_Data extract_
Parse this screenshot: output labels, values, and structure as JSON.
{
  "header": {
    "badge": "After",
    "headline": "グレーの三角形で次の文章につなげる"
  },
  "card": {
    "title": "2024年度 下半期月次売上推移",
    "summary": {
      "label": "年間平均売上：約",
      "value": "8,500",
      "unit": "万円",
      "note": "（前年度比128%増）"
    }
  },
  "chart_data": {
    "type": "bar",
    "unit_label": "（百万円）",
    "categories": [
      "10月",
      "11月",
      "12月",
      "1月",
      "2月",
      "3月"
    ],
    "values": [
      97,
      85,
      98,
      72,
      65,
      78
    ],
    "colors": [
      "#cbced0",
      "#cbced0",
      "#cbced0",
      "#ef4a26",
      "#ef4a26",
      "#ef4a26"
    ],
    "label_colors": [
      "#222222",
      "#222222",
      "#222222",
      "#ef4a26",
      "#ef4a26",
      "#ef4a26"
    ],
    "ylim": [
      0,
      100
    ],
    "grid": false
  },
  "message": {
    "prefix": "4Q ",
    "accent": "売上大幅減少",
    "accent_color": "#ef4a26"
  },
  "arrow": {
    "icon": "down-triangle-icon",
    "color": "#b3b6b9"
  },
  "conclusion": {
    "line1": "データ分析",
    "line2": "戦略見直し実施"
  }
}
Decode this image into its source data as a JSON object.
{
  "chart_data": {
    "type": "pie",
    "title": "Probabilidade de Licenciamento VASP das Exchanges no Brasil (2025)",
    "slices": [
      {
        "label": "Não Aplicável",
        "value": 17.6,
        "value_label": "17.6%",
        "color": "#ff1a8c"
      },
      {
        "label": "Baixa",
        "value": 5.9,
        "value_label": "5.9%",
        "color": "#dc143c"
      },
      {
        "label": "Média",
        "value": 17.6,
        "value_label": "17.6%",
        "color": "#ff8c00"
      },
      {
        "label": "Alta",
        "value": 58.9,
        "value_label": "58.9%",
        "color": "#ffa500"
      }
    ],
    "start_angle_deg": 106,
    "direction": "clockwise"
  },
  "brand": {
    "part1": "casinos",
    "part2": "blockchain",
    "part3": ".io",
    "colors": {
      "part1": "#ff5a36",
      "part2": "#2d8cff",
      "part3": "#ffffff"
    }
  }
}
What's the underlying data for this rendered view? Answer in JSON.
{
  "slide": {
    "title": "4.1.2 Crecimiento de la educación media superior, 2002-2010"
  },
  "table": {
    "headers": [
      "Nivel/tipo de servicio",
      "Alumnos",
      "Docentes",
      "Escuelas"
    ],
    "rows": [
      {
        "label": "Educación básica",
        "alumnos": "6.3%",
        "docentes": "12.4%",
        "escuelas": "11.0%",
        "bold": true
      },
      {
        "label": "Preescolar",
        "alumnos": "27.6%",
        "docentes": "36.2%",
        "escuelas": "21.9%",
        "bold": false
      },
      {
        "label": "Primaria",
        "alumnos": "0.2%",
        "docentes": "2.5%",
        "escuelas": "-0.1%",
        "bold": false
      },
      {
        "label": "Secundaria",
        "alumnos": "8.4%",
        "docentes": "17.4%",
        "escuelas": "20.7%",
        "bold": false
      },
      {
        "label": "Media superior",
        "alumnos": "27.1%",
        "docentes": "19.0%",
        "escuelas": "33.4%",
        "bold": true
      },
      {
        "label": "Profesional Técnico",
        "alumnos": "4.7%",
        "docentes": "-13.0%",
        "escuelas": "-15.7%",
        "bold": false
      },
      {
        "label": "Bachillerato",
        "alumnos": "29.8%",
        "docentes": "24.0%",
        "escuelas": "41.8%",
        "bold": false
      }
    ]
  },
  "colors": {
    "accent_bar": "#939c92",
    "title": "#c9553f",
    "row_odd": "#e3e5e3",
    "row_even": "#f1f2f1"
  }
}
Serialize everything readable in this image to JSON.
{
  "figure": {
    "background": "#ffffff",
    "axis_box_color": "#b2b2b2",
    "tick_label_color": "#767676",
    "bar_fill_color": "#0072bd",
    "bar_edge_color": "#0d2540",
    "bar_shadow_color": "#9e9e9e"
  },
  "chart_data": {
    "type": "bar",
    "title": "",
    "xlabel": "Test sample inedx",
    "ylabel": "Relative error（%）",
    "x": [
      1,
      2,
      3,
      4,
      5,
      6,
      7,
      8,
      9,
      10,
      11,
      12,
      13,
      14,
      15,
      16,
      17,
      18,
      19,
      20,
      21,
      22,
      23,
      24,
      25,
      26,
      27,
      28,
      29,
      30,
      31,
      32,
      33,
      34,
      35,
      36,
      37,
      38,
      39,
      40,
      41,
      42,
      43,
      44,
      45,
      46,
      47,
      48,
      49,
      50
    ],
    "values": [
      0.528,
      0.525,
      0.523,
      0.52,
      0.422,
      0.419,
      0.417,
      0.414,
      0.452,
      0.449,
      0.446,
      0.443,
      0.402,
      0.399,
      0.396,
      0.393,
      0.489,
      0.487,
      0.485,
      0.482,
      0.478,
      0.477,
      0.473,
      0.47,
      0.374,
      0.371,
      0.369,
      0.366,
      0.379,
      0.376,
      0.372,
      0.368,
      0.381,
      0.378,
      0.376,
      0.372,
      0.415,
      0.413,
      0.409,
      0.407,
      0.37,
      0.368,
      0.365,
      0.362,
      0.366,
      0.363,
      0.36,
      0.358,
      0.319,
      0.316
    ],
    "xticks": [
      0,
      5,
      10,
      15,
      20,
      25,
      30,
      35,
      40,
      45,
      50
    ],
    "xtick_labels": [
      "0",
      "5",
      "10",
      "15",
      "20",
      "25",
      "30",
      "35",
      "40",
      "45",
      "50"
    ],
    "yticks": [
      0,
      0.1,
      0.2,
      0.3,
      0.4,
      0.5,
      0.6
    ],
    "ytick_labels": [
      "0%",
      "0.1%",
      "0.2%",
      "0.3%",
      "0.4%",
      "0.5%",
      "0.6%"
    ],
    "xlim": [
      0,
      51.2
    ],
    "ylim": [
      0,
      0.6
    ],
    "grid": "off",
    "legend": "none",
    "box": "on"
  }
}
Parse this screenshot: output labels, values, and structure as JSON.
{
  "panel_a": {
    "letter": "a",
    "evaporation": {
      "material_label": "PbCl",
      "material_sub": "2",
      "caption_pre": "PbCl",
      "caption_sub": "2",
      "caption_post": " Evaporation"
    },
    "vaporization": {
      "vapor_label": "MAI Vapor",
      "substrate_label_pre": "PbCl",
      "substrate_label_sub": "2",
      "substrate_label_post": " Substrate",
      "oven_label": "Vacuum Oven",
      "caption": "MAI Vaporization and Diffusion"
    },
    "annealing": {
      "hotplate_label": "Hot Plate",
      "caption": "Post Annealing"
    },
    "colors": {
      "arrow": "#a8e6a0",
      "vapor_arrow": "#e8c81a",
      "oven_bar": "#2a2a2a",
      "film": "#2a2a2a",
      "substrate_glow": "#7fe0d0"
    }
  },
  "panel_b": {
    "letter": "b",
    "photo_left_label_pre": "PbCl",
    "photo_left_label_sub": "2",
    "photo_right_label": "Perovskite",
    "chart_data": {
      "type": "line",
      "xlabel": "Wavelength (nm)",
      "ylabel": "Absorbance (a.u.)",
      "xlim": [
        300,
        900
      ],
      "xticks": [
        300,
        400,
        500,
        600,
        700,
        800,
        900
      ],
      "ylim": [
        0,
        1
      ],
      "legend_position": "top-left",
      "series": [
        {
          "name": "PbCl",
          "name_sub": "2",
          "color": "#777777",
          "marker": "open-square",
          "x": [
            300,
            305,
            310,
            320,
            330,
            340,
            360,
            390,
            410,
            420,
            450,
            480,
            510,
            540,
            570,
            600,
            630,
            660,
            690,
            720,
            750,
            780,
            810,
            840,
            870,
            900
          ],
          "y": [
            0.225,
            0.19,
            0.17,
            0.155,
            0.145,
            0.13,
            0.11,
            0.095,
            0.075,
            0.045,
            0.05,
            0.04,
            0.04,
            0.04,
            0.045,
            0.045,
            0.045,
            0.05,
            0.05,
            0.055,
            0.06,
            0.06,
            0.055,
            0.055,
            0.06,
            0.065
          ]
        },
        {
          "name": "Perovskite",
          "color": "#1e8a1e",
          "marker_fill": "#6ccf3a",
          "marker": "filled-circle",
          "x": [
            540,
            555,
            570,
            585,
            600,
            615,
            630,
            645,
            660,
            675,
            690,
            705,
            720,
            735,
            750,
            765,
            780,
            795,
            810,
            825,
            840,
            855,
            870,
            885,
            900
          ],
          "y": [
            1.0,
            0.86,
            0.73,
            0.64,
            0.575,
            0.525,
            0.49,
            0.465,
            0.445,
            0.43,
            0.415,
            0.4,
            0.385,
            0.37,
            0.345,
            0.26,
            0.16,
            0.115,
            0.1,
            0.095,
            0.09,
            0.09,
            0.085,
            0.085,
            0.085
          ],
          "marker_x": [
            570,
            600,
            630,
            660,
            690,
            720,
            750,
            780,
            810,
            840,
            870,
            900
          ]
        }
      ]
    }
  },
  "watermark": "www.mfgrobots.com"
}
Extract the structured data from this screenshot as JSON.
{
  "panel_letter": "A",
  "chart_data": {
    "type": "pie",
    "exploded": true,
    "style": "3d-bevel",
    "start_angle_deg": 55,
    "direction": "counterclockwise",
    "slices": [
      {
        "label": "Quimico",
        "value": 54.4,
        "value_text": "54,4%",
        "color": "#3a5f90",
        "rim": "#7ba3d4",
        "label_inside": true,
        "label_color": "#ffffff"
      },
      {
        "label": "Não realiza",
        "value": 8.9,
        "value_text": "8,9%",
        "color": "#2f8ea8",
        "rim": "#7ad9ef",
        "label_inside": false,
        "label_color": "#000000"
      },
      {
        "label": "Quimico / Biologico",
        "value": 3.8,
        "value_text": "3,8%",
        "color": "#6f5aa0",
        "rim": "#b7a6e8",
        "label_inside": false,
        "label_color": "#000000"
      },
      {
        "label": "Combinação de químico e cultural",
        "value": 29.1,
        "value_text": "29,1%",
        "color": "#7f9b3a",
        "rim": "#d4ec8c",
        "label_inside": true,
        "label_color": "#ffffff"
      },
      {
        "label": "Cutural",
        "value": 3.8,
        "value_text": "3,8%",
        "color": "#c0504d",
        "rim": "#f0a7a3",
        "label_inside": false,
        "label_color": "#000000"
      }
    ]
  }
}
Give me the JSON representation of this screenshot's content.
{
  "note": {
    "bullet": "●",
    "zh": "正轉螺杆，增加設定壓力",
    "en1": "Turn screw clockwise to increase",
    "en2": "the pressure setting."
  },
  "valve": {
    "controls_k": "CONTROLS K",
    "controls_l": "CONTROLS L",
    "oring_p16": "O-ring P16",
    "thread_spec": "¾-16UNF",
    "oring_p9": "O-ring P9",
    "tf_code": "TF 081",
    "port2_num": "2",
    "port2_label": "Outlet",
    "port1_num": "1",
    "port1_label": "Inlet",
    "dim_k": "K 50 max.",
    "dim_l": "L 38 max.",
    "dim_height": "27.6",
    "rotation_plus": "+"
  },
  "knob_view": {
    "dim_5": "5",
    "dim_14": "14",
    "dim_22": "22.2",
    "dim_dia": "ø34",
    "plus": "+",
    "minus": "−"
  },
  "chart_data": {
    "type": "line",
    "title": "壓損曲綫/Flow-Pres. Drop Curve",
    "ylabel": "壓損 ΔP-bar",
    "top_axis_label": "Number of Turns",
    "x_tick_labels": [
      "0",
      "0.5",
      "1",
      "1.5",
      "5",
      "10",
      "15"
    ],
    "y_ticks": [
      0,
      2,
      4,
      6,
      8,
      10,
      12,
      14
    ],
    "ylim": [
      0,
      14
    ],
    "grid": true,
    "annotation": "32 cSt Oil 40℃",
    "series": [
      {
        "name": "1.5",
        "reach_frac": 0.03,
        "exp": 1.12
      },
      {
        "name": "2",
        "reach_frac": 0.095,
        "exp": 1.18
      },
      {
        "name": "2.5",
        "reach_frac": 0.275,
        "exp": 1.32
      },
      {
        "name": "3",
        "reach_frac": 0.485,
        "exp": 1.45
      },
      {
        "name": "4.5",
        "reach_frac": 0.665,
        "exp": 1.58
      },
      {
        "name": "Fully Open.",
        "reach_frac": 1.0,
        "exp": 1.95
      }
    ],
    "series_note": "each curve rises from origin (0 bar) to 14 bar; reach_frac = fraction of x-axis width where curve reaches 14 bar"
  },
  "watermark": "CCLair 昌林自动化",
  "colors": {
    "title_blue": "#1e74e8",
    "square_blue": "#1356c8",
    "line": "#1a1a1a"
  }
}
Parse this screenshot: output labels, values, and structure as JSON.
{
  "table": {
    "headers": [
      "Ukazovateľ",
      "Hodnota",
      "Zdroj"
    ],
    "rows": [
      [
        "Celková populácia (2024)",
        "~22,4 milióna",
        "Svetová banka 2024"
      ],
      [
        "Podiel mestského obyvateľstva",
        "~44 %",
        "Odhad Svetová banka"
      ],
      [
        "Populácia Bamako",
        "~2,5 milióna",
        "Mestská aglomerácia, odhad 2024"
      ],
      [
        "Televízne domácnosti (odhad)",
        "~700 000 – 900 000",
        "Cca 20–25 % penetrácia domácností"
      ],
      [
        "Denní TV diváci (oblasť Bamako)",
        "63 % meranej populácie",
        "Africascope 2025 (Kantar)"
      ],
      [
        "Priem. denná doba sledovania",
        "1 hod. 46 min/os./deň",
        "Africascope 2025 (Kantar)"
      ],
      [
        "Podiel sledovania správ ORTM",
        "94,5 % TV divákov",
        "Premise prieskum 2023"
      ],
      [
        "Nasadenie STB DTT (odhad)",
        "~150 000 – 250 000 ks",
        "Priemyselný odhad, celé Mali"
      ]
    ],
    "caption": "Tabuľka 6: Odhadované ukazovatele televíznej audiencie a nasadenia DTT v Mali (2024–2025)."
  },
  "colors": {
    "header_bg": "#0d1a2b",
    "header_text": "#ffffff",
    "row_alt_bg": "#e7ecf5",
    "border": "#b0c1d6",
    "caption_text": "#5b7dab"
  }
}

_Directions_
Filter the listing above for the string "PbCl" and copy every matching line.

_The solution_
      "material_label": "PbCl",
      "caption_pre": "PbCl",
      "substrate_label_pre": "PbCl",
    "photo_left_label_pre": "PbCl",
          "name": "PbCl",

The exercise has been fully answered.